**WORK ORDER**
Whenever the word "text" appears in a line of the data below, copy that line.

**SOURCE DATA**
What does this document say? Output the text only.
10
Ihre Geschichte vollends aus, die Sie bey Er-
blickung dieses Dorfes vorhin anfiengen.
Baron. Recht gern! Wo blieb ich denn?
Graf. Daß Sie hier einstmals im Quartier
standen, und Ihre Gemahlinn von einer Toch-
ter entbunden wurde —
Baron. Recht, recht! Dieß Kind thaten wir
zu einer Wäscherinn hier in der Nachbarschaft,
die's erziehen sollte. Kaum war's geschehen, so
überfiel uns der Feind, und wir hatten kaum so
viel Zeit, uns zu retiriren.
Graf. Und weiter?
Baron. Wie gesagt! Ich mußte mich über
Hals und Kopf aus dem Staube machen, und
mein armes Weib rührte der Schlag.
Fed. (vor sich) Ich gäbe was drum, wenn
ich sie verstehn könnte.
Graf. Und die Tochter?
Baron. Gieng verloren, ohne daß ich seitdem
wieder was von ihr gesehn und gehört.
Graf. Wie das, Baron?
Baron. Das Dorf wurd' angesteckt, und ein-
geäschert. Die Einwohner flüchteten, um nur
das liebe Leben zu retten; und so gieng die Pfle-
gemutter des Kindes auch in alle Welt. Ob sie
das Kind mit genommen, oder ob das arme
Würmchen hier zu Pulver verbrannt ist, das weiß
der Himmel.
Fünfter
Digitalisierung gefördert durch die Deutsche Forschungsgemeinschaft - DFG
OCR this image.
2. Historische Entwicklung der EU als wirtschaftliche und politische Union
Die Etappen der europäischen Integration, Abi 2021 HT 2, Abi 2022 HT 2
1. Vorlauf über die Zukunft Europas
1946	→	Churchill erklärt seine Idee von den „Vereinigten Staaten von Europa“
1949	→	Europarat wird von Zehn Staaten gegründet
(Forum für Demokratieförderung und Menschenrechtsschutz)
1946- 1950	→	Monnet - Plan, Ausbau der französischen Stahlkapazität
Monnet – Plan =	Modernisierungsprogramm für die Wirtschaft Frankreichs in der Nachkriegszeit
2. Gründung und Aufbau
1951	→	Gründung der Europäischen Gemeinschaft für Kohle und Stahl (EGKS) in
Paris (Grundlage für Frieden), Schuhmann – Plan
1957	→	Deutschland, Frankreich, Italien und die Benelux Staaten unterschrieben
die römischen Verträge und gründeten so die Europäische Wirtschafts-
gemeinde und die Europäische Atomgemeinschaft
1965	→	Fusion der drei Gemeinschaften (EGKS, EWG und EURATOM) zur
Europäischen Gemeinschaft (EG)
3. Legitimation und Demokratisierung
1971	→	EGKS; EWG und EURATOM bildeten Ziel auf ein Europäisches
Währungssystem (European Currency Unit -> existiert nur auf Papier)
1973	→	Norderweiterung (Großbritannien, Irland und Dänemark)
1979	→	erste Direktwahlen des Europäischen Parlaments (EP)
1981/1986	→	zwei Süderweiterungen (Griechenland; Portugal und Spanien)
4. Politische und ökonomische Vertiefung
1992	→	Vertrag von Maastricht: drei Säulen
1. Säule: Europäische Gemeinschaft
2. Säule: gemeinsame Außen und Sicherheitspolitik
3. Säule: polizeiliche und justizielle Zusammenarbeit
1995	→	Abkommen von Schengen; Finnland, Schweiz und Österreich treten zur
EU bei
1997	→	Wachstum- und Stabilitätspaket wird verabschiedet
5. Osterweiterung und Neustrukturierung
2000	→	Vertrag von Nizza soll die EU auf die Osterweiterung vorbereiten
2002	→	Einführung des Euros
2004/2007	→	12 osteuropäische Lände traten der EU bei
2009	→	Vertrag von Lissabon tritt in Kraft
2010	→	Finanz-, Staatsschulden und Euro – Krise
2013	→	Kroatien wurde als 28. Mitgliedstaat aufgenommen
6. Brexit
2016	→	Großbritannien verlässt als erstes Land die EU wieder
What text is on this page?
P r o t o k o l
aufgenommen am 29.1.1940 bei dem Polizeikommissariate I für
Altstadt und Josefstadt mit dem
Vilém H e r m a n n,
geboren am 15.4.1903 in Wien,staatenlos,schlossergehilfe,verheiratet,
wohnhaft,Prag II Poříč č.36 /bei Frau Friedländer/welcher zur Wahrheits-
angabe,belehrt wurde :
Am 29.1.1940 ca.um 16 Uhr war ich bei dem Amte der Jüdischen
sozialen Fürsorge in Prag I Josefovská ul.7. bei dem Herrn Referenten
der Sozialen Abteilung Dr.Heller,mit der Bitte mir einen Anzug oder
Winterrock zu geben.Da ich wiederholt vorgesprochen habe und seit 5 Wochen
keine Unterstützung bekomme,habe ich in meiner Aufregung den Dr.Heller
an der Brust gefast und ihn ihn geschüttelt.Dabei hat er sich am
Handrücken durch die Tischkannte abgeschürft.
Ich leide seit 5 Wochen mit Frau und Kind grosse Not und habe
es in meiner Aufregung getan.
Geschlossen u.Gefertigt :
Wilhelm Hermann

**RESULT OF THIS EXERCISE**
What does this document say? Output the text only.
What text is on this page?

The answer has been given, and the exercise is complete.